Sequential Analysis of miRNA Profiling during Azacitidine and Lenalidomide Therapy in Myelodysplastic Syndromes

Background and Rationale. Inositide signalling regulated by Phospholipase C (PLC) and AKT is involved in epigenetic processes and in MDS progression to AML. miRNAs are small non-coding RNAs that regulate gene expression by acting on the epigenetic machinery and are themselves controlled by epigenetic mechanisms. The expression of miRNAs has been definitively linked to cancer development and miRNA profiles are studied as new prognostic factors or therapeutic new perspectives (Jiang X et al. Nat Commun 2016). Azacitidine (AZA) is a standard first-line therapy in high-risk MDS. Its combination with Lenalidomide (LEN) has been tested, but its molecular effect is still under investigation, although the concurrent acquisition of specific point mutations on PI3KCD, PLCG2 and AKT3 genes has recently been associated with loss of response to this combination therapy (Follo MY et al. Leukemia 2019). Here we further analyzed the effect of AZA+LEN therapy on epigenetic processes and inositide regulation, focusing on miRNA expression in MDS patients.

Patients and Methods. This study included 12 high-risk MDS patients treated with AZA (75 mg/m2/day, days 1-5, sc) and LEN (10 mg/day, days 1-21, orally) every 4 weeks. Patients showing complete remission (CR), partial remission (PR) or any hematologic improvement were considered as responders, while patients showing stable disease or disease progression were considered as non responders. miRNAs expression was assessed using an Affymetrix miRNA 4.0 array on patients' cells extracted at baseline and during the therapy, at the 4th (T4) and 8th (T8) cycle of therapy.

****

— QUESTIONS TO ANSWER —
(1) In the abstract, what dose and schedule of lenalidomide did the patients receive?
(2) Rewrite the abstract from "Patients and Methods." to "cycle of therapy.", putting "course" in place of "cycle".

****

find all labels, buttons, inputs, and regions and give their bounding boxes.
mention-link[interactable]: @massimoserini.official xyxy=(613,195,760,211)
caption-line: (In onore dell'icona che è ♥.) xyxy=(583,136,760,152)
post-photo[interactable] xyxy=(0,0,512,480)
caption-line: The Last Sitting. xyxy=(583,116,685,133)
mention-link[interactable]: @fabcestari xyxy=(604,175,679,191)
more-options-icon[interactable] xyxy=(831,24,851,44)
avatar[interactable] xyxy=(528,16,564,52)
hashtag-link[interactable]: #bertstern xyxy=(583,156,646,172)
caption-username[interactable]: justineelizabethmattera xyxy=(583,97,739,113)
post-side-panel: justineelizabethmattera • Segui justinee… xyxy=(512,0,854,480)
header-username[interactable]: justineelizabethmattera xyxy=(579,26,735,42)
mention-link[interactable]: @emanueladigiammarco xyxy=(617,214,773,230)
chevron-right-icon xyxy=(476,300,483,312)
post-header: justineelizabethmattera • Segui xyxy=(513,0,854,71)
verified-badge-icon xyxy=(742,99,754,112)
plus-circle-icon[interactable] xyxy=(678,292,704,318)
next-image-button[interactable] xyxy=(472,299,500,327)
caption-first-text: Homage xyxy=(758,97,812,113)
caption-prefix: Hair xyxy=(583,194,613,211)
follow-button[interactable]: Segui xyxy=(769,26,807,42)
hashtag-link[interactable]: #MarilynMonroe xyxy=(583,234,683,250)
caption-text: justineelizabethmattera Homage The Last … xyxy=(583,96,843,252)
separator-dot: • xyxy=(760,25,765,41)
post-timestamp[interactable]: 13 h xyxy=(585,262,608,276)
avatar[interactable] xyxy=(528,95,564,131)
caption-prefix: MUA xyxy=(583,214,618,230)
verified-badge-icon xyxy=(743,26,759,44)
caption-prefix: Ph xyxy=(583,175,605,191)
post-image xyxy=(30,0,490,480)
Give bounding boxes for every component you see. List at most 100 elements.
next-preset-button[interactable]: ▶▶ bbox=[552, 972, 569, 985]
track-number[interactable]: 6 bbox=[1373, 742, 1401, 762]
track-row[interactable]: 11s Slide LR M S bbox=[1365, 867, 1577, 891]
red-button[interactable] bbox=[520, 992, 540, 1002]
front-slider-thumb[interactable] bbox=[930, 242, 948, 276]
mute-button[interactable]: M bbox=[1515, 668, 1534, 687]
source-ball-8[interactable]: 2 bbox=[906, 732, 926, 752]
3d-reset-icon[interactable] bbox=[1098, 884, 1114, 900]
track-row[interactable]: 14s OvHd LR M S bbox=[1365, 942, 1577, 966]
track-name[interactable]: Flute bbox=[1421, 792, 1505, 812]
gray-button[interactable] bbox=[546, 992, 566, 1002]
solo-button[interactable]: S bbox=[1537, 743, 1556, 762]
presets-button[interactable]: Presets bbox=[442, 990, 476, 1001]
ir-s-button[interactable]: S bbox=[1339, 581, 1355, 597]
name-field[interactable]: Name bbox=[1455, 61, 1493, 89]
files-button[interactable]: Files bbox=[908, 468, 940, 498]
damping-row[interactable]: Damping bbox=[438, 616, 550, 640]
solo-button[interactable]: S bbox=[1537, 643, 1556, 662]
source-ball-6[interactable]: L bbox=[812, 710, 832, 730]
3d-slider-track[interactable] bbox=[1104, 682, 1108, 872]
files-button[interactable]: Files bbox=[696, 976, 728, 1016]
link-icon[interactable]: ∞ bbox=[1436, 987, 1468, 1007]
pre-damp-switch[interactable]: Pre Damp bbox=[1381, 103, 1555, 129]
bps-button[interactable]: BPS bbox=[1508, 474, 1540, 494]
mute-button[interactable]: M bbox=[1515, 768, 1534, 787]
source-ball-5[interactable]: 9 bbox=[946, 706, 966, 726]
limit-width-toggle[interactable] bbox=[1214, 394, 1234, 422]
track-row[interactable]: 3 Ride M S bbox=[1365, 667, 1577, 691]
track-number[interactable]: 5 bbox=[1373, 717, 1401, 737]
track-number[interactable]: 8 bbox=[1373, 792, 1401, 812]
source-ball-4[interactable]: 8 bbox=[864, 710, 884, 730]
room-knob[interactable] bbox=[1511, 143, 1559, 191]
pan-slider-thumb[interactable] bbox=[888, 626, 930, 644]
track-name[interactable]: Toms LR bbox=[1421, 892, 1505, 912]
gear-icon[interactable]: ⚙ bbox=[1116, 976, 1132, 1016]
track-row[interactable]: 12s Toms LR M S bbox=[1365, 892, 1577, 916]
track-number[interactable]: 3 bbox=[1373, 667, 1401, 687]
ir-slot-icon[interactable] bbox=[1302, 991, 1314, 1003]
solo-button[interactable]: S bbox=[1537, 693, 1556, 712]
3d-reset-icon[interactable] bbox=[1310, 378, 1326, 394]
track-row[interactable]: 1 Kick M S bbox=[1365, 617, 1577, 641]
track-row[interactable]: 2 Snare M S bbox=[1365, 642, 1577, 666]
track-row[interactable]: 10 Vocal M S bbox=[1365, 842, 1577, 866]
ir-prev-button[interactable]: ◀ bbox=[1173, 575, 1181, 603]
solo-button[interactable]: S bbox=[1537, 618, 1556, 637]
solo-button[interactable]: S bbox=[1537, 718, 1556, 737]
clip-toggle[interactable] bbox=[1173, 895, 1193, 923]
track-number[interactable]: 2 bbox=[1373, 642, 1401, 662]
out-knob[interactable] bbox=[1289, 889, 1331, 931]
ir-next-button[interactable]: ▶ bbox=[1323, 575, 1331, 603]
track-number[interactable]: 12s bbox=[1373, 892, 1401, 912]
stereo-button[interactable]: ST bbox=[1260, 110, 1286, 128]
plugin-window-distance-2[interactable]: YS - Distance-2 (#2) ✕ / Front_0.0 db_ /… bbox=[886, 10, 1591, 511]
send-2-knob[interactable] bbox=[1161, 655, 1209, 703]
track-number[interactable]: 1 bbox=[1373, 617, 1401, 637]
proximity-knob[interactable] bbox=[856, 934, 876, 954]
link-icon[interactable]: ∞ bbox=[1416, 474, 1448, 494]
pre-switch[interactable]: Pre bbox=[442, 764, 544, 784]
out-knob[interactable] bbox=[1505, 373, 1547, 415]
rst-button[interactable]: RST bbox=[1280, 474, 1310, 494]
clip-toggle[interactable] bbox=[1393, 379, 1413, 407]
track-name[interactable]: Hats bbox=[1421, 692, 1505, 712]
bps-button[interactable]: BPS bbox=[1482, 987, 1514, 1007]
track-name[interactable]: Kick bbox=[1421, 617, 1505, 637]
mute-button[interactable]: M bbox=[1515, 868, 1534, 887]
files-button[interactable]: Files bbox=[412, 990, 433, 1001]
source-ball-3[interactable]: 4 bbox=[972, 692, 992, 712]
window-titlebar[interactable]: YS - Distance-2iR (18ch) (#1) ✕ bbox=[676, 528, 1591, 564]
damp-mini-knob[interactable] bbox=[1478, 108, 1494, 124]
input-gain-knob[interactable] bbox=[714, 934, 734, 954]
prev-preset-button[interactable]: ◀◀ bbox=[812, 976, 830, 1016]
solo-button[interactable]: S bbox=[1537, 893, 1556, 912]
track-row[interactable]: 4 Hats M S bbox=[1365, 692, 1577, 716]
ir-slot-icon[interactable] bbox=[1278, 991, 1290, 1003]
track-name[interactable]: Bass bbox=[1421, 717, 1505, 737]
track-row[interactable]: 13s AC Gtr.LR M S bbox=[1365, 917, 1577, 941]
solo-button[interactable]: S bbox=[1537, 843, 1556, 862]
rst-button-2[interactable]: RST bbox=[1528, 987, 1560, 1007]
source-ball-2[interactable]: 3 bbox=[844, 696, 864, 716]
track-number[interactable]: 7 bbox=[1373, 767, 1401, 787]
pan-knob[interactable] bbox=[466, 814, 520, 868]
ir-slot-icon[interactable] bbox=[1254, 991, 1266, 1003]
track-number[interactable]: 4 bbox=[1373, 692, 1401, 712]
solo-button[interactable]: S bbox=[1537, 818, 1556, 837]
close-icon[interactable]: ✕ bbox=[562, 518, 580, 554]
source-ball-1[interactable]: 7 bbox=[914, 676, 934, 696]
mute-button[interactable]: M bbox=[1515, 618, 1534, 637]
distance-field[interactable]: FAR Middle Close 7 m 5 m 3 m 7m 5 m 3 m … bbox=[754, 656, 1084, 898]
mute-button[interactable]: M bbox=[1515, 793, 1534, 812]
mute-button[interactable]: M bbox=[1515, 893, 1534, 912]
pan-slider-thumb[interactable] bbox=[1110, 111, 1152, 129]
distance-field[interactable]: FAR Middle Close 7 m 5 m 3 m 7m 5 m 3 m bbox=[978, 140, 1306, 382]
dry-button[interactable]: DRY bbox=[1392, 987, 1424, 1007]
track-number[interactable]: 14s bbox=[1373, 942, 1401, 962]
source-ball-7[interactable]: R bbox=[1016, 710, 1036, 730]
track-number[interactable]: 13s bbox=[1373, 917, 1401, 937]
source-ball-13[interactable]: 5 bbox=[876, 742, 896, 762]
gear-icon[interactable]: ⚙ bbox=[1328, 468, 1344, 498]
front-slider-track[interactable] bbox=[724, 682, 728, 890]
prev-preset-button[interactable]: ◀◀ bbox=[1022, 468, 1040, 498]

****

— ANSWERS FOR THIS EXERCISE —
(1) 10 mg/day, orally, on days 1-21, every 4 weeks.

(2)
Patients and Methods. This study included 12 high-risk MDS patients treated with AZA (75 mg/m2/day, days 1-5, sc) and LEN (10 mg/day, days 1-21, orally) every 4 weeks. Patients showing complete remission (CR), partial remission (PR) or any hematologic improvement were considered as responders, while patients showing stable disease or disease progression were considered as non responders. miRNAs expression was assessed using an Affymetrix miRNA 4.0 array on patients' cells extracted at baseline and during the therapy, at the 4th (T4) and 8th (T8) course of therapy.